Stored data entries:

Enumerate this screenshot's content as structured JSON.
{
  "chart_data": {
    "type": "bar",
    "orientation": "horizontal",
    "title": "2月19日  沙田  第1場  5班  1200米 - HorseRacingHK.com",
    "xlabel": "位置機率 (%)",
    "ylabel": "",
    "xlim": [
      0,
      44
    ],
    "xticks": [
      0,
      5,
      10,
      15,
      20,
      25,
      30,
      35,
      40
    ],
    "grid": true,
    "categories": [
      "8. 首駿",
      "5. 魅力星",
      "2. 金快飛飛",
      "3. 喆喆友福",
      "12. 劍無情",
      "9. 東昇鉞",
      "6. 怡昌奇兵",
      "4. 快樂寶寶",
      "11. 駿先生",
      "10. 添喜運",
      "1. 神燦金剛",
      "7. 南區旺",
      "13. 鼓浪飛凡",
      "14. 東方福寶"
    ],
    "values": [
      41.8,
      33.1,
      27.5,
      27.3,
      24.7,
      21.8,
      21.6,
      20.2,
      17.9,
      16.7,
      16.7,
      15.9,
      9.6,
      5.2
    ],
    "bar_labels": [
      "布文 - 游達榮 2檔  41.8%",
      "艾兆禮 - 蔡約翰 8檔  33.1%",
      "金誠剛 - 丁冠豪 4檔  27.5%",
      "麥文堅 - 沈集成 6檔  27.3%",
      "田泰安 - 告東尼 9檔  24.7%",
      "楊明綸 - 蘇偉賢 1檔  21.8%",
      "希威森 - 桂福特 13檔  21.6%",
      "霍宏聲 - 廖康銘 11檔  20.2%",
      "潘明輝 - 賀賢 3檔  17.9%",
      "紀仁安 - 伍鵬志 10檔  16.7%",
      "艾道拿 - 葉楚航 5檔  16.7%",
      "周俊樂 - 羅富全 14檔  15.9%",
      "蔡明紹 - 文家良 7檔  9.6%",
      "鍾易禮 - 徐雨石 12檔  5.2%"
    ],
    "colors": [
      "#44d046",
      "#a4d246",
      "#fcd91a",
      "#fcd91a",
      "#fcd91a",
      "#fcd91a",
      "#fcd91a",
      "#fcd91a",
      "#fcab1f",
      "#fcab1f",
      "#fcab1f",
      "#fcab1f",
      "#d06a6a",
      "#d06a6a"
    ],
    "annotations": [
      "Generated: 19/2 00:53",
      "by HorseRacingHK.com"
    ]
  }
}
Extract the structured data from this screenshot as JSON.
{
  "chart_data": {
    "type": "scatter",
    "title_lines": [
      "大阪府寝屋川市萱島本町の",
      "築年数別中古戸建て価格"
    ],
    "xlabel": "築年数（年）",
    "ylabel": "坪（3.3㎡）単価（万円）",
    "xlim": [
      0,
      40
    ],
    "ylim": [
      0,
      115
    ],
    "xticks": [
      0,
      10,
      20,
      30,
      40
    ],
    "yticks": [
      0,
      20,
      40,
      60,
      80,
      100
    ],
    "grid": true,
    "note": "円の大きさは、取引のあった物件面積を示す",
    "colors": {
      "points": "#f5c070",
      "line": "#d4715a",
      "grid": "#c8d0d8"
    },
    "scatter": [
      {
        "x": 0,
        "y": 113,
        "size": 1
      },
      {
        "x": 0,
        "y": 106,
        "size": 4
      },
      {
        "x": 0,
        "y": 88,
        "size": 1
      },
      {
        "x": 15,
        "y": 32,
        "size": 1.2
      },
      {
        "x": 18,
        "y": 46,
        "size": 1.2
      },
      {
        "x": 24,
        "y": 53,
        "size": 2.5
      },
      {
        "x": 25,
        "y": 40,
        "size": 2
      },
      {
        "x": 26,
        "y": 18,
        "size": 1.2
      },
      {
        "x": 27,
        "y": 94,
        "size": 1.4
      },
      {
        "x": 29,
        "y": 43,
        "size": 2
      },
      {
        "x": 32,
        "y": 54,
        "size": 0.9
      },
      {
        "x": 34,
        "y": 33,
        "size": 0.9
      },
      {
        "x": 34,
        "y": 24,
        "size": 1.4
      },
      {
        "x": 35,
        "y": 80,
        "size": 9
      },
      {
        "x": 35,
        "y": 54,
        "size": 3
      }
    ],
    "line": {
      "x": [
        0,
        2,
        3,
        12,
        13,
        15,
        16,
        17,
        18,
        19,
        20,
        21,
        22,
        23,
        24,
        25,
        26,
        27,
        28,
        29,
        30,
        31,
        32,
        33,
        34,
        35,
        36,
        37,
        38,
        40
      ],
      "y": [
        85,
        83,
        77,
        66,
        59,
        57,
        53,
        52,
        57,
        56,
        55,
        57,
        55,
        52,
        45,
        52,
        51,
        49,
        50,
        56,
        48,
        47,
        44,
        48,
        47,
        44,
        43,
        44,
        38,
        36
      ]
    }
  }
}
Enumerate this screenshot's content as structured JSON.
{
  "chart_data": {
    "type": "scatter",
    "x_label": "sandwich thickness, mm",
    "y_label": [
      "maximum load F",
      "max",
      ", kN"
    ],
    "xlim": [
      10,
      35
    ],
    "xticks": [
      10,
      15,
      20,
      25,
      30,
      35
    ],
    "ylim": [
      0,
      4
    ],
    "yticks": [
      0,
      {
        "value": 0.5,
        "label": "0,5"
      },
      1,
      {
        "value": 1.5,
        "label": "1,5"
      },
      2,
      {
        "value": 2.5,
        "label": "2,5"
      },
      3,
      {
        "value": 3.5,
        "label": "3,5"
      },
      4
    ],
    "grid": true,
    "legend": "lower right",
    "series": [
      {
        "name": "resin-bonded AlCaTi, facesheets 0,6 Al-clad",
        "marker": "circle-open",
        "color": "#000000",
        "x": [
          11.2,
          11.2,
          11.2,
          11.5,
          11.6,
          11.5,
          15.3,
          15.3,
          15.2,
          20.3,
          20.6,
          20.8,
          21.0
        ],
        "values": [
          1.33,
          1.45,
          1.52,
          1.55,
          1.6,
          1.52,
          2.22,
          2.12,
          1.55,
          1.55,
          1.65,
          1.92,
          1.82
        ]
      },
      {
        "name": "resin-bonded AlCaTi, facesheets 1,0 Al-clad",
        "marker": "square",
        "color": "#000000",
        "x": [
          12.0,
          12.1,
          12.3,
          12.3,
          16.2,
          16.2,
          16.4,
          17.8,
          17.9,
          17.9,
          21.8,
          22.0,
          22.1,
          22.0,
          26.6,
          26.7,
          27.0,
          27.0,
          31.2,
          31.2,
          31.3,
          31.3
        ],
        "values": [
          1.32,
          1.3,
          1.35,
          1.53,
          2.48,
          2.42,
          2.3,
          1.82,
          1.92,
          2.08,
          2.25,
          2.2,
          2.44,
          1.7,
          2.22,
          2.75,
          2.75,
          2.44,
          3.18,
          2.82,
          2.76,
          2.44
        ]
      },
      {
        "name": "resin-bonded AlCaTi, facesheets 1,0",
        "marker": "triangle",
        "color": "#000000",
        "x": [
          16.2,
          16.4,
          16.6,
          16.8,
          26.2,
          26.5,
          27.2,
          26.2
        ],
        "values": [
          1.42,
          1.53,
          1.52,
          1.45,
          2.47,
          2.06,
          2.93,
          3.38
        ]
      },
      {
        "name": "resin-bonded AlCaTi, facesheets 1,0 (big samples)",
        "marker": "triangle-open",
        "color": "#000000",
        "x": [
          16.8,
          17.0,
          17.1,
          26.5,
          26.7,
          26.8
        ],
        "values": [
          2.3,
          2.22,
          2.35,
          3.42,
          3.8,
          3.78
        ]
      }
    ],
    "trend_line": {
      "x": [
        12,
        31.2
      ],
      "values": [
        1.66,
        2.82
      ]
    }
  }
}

**Exercise prompt:**
In the material above, show every line where the word "HorseRacingHK" turns up.

**Response:**
    "title": "2月19日  沙田  第1場  5班  1200米 - HorseRacingHK.com",
      "by HorseRacingHK.com"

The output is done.